### Text passage:
· · · ·
Other names | weeple, wuppie, wuppet |
---|---|
Type | Promotional merchandise |
Inventor(s) | Tom Blundell (BIPO, Inc.) |
Company | Weepuline, LLC |
Country | United States |
Availability | 1971–present |
Slogan | creative, effective promotion |
Official website |
The weepul (also known as a weeple, wuppie, or wuppet) is a small, spherical, fluffy pom-pom toy, with large, plastic googly eyes, and no limbs. Weepuls come in various colors. Usually weepuls possess antennae and also large paper feet, with an adhesive layer on the bottom, which is protected by a layer of plastic that is peeled off before deployment.
According to Rick Ebel, the weepul was created in 1971 by the Oklahoma City promotional firm, Bipo Inc. It was named by owner Tom Blundell after a stuffed doll his parents had taken to market several years earlier. Blundell figured the little-people stick-on would only be a flash in the pan, “but it just got a life to it, and it still isn’t ready to die.”[1][2]
In the Netherlands the weepul was introduced as a marketing tool in the 1980s by the name of wuppie. The wuppie was created by Tom Bodt and Eduard van Wensen, two promotion salesmen, who had been inspired by weeples which he discovered during a trip in the US in the 1970s. The wuppies became popular after Father Abraham featured the wuppies in one of his songs. World Unique Promotional Product Identity & Emotion is a backronym for wuppie.[3]
The wuppies became extremely popular in the summer of 1981. Wuppies were often given out as a prize from 1–900 numbers in the 1980s.
· · · ·
### Listed entries:
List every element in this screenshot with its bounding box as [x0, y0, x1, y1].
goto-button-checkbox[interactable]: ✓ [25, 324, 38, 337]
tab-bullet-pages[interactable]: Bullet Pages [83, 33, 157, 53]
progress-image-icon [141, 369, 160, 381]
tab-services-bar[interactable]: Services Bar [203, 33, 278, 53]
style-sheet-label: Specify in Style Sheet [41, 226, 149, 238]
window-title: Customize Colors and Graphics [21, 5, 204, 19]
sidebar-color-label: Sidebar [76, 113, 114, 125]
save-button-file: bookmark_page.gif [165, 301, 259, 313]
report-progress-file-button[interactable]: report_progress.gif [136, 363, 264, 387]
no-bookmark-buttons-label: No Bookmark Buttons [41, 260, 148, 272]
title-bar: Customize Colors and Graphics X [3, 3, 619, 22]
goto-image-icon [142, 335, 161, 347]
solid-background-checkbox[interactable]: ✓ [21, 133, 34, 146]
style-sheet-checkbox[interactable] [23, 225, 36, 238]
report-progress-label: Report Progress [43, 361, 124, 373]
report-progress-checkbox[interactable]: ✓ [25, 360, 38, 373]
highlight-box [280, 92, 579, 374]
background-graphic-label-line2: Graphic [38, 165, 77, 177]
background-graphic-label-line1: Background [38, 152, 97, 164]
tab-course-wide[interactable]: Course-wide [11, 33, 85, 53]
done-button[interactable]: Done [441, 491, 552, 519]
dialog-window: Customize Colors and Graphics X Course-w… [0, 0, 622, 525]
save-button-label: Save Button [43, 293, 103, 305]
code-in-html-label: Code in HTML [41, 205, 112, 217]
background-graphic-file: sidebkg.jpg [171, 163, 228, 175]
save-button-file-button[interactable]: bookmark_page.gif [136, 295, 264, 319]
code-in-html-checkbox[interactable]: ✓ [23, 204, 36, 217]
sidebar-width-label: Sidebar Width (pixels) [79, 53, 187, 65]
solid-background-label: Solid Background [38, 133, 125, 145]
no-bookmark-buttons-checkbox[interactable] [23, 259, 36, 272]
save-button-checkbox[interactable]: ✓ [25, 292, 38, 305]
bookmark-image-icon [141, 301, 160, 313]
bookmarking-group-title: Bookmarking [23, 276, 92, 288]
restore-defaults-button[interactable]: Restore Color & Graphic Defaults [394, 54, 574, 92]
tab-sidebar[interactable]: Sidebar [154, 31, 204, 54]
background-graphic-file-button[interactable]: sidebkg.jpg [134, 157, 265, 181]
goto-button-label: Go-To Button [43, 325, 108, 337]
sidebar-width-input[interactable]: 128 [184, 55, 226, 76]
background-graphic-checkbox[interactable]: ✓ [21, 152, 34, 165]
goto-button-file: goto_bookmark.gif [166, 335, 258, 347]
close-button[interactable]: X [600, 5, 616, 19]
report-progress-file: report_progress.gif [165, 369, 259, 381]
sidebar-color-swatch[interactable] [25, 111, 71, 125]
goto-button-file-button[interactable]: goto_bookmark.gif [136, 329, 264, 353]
· · · ·
### Work to complete:
1. Transcribe the weepul text from "Other names |" to "off before deployment.".
2. According to the weepul text, what made the wuppies popular in the Netherlands?

### Answers in order:
1.
Other names | weeple, wuppie, wuppet |
---|---|
Type | Promotional merchandise |
Inventor(s) | Tom Blundell (BIPO, Inc.) |
Company | Weepuline, LLC |
Country | United States |
Availability | 1971–present |
Slogan | creative, effective promotion |
Official website |
The weepul (also known as a weeple, wuppie, or wuppet) is a small, spherical, fluffy pom-pom toy, with large, plastic googly eyes, and no limbs. Weepuls come in various colors. Usually weepuls possess antennae and also large paper feet, with an adhesive layer on the bottom, which is protected by a layer of plastic that is peeled off before deployment.

2. The wuppies became popular after Father Abraham featured them in one of his songs.